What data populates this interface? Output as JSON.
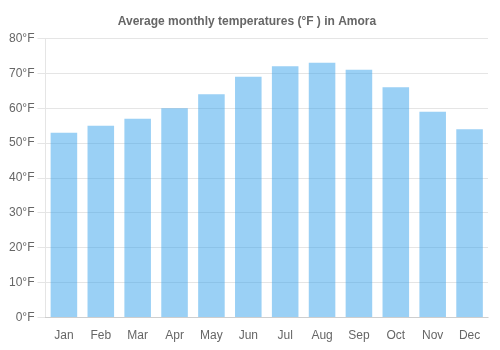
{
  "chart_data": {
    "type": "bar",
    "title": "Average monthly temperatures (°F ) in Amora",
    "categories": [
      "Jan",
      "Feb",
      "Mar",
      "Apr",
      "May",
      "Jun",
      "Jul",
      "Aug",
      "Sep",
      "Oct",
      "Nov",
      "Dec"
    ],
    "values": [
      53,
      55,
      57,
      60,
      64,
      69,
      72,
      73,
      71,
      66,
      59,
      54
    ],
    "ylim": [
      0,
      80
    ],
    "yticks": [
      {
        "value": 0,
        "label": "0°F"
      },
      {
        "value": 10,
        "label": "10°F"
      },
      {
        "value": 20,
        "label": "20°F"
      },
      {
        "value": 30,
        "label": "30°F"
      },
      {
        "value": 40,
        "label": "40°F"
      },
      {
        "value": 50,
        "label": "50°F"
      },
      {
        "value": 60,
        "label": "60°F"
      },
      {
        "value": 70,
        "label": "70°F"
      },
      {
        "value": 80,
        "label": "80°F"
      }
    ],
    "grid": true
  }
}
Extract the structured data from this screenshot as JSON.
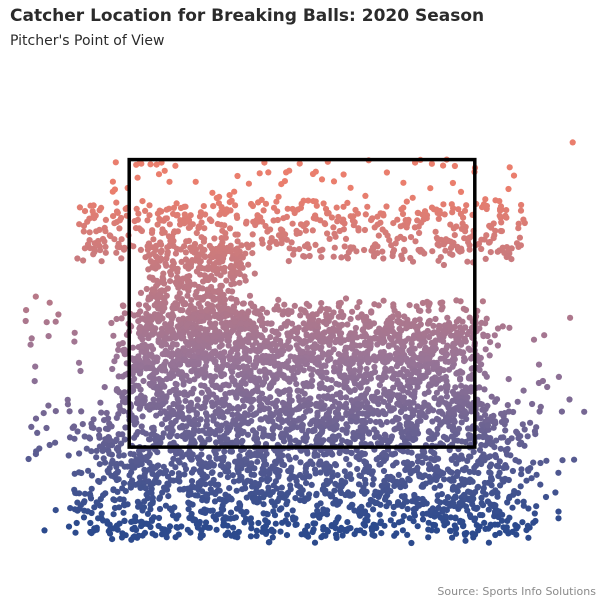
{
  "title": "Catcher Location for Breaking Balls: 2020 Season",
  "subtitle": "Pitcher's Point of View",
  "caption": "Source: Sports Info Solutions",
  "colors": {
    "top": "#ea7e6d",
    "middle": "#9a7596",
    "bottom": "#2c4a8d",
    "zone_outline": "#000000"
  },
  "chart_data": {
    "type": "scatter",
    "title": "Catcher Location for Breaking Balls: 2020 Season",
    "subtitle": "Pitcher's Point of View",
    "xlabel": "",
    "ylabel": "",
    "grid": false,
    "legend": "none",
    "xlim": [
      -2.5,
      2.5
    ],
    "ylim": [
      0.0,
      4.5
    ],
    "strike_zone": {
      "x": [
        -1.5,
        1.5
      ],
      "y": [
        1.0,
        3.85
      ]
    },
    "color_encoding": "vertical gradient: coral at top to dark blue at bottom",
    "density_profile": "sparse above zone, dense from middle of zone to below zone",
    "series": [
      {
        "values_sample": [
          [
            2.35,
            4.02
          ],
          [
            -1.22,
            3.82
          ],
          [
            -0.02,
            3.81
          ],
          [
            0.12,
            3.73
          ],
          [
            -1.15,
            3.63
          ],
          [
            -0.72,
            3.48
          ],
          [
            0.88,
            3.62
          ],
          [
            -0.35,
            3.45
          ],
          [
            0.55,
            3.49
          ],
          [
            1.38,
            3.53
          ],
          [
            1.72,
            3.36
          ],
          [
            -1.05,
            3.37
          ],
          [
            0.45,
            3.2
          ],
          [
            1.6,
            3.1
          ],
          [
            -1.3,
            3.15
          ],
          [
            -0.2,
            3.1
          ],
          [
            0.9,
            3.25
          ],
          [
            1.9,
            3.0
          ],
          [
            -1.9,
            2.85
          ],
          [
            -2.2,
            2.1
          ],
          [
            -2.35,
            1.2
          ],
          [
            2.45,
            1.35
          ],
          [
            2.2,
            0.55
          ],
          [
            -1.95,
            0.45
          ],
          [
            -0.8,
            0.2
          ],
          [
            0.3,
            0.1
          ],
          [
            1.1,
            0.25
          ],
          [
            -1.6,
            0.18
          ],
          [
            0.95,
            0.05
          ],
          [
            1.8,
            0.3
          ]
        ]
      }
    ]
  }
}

-*-*-

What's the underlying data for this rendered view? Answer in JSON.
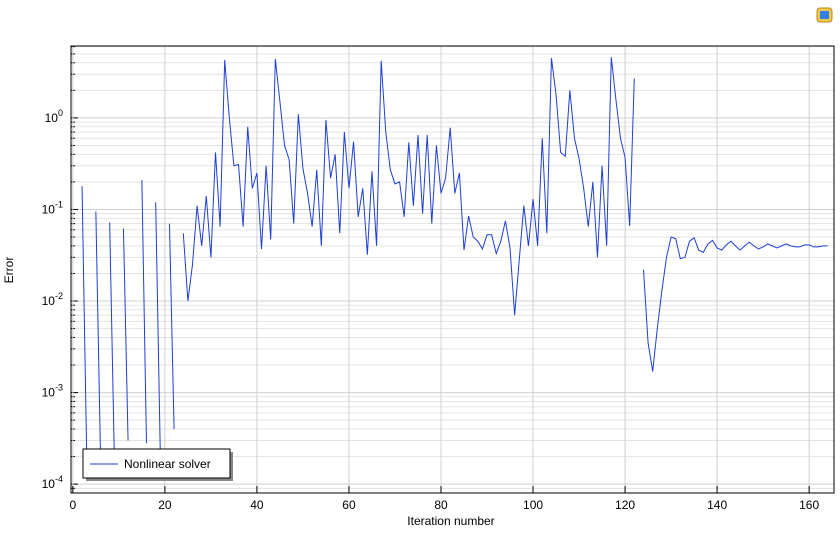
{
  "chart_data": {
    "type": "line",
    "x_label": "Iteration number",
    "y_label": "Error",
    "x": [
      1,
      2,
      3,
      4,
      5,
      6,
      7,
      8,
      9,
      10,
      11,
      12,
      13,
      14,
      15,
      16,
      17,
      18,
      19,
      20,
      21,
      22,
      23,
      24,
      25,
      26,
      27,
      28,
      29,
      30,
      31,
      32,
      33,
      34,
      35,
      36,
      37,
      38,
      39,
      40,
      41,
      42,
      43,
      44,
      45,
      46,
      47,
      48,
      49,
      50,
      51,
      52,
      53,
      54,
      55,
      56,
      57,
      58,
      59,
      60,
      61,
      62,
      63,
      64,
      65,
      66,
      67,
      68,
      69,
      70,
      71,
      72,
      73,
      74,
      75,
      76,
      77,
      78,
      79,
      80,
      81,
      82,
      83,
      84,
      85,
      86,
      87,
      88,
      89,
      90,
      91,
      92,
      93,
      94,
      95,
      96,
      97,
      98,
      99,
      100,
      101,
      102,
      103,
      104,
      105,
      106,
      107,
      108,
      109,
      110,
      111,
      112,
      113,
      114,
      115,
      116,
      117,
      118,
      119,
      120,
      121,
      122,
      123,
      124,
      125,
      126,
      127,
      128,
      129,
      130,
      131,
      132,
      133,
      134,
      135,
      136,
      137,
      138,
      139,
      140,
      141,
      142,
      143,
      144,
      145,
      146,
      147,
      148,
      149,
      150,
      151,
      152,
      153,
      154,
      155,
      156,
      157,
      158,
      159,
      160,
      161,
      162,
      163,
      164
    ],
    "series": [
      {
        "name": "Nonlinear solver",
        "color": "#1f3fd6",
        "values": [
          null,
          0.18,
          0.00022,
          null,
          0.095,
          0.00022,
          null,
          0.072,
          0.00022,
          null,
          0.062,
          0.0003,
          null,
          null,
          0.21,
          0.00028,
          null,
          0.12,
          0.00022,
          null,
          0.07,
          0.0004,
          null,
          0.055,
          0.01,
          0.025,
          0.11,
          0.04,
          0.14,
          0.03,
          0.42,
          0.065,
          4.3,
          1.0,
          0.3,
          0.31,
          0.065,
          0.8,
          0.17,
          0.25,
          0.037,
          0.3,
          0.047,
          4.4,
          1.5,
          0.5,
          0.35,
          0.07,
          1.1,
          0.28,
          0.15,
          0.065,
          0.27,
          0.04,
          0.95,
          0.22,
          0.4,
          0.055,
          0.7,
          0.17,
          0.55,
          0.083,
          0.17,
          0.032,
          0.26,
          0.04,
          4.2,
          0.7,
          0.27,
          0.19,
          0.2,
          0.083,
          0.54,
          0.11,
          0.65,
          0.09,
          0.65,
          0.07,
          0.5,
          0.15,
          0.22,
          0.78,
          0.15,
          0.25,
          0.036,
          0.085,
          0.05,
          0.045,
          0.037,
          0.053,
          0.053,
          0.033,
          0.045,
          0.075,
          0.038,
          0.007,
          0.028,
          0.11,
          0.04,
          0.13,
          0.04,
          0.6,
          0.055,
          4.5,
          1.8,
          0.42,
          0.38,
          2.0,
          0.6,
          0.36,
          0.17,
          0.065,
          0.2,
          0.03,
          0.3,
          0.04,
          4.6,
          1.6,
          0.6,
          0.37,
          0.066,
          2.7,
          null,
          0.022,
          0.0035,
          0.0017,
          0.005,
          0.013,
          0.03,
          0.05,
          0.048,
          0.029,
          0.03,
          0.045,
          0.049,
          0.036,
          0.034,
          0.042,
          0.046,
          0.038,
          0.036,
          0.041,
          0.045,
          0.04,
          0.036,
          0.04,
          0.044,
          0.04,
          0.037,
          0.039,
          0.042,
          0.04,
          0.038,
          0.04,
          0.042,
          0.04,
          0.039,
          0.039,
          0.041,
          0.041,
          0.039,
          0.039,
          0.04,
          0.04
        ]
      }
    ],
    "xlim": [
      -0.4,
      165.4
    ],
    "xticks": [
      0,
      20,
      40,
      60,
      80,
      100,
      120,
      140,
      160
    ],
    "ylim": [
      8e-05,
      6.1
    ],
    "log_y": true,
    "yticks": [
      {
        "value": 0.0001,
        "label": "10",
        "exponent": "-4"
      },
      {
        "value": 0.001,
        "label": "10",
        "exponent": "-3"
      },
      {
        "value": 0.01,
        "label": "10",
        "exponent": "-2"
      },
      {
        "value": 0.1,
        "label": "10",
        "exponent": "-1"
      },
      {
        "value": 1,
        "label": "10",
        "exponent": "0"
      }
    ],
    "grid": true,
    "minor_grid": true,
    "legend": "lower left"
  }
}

-*-*-

The request
Copy every line that includes the string "middle" from the material above.

Task answer
    "middle": "#9a7596",
    "density_profile": "sparse above zone, dense from middle of zone to below zone",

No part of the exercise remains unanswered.